> _Work request 1_:
In the news article below about the University of New Brunswick's X-ray van project, which facility is the project being conducted in collaboration with?
> _Work request 2_:
Reproduce the part of the news article below on the X-ray van project that opens with the words containing "A new pilot" and closes with "as home-to-hospital transfers.".

> _Document excerpt_:
====

UNB project helps nursing home patients, takes pressure off hospitals

Rose McCloskey and Todd Gordon with the pilot project's van and X-ray machine. The van serves 13 nursing homes in the Saint John area.  (Lane Harrison/CBC - image credit)
Rose McCloskey and Todd Gordon with the pilot project's van and X-ray machine. The van serves 13 nursing homes in the Saint John area. (Lane Harrison/CBC - image credit)

A new pilot project from the University of New Brunswick and is making life less stressful for nursing home residents in Saint John while taking pressure off an overwhelmed hospital system.

The Radiography on Wheels Project, which is being conducted in collaboration with the Loch Lomond Villa facility, uses a small white van to bring X-ray services to 13 nursing homes and special care homes in the Saint John area.

Having those services bedside saves residents the long and stressful trips to the hospital known as home-to-hospital transfers.

====

> _Record set_:

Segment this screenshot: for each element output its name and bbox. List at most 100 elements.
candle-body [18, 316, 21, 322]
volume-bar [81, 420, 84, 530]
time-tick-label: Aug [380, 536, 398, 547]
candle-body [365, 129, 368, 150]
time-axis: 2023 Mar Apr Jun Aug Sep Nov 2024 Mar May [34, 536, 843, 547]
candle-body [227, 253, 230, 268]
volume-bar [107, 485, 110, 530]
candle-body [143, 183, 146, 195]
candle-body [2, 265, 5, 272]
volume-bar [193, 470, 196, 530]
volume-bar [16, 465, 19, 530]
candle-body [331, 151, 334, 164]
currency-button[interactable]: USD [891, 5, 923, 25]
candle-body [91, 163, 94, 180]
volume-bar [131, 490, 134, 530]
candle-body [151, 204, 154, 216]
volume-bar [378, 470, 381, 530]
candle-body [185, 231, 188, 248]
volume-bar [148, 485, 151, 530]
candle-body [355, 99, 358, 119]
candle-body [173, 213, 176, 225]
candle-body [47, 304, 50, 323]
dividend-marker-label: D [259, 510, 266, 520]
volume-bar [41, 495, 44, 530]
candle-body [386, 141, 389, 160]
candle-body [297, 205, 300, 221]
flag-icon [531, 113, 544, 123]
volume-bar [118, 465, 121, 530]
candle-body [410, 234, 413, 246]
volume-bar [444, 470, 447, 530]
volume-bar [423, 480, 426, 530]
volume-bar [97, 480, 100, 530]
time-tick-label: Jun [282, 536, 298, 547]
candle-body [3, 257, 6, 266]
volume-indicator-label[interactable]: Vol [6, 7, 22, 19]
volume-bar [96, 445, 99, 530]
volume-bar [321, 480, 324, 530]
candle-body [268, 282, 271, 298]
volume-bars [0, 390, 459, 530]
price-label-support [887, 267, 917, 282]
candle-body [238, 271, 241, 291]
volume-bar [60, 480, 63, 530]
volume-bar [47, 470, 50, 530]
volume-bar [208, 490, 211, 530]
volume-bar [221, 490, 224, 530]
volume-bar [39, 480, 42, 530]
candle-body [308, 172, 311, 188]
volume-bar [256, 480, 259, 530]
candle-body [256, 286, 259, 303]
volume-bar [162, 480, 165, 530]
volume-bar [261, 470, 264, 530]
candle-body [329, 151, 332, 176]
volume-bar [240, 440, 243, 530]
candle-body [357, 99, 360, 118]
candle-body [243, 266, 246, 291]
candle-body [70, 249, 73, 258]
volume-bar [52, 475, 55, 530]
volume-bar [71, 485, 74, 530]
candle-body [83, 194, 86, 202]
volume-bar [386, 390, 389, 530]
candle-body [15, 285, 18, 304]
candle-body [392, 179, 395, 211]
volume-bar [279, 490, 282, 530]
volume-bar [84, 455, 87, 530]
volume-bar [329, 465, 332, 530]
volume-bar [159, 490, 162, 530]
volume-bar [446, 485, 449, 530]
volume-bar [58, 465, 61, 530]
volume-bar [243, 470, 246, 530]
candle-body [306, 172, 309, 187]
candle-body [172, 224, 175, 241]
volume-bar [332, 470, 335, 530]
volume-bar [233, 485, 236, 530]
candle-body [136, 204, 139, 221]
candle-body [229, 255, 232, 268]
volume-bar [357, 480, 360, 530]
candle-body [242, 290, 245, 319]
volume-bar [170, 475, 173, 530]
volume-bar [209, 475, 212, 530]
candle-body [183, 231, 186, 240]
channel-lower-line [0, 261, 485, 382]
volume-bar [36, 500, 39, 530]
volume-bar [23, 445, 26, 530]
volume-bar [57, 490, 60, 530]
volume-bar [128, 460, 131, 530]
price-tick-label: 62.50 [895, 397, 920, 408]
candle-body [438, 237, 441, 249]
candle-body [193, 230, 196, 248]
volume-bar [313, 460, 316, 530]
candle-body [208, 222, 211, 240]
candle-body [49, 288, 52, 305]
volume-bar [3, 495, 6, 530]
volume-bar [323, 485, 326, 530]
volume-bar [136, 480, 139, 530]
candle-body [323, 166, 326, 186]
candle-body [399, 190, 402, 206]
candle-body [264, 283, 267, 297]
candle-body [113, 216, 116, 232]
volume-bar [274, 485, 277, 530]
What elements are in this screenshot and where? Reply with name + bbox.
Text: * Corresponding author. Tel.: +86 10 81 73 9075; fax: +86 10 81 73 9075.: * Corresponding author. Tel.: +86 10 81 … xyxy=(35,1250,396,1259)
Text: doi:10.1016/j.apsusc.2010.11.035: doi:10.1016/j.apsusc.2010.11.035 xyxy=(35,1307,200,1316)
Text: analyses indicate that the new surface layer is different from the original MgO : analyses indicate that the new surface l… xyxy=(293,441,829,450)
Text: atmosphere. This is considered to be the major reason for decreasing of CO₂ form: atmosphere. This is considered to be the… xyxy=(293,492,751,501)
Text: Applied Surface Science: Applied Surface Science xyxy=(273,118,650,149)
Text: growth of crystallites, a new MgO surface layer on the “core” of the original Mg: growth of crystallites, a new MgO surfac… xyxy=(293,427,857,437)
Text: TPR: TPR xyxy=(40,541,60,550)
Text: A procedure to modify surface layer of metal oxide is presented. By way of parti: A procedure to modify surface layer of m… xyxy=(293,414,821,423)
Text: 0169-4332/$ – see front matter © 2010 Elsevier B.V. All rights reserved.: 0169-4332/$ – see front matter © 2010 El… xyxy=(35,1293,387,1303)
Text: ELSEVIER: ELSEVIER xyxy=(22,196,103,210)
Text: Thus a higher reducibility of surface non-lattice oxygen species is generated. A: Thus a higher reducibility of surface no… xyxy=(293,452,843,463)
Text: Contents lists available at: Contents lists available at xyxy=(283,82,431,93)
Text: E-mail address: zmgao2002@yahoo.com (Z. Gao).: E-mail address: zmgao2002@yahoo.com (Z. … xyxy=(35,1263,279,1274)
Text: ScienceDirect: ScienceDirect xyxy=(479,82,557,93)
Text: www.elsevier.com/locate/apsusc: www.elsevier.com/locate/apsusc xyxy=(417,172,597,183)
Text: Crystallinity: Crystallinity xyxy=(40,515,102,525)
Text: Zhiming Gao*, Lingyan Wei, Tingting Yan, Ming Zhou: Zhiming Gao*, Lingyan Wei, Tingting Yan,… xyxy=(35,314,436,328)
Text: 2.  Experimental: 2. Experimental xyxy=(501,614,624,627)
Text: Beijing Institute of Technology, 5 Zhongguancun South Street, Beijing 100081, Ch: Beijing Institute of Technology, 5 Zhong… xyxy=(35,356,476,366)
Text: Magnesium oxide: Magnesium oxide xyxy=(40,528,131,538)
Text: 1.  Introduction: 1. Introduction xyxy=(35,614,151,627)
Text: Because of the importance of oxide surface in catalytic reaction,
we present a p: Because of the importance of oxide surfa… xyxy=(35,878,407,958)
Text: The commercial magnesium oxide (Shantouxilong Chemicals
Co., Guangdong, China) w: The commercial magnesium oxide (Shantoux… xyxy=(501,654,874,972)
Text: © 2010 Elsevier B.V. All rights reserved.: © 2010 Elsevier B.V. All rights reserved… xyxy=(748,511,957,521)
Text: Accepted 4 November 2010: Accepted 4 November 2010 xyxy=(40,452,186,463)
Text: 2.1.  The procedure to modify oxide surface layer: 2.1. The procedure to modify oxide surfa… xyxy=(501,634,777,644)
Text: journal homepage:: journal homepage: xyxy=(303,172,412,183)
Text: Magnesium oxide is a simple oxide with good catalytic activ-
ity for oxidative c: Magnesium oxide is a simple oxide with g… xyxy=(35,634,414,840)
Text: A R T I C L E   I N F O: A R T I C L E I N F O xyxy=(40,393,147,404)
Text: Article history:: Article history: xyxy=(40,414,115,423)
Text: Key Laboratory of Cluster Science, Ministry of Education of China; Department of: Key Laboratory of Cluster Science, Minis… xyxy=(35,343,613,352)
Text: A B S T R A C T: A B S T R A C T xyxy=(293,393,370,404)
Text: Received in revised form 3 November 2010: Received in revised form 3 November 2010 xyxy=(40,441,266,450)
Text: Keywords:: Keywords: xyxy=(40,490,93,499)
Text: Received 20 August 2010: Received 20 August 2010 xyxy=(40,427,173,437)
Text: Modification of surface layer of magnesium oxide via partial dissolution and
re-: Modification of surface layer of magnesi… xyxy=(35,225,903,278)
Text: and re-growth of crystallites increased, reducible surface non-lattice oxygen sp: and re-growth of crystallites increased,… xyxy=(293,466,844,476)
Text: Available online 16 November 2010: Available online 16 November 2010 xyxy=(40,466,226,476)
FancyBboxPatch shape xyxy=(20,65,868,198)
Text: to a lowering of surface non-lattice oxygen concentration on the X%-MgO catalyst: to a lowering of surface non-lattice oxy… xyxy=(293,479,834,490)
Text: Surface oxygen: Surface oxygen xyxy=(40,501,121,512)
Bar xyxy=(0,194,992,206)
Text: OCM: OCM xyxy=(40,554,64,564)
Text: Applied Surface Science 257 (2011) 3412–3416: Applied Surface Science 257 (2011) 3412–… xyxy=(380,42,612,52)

====

> _Written response 1_:
Loch Lomond Villa

> _Written response 2_:
A new pilot project from the University of New Brunswick and is making life less stressful for nursing home residents in Saint John while taking pressure off an overwhelmed hospital system.

The Radiography on Wheels Project, which is being conducted in collaboration with the Loch Lomond Villa facility, uses a small white van to bring X-ray services to 13 nursing homes and special care homes in the Saint John area.

Having those services bedside saves residents the long and stressful trips to the hospital known as home-to-hospital transfers.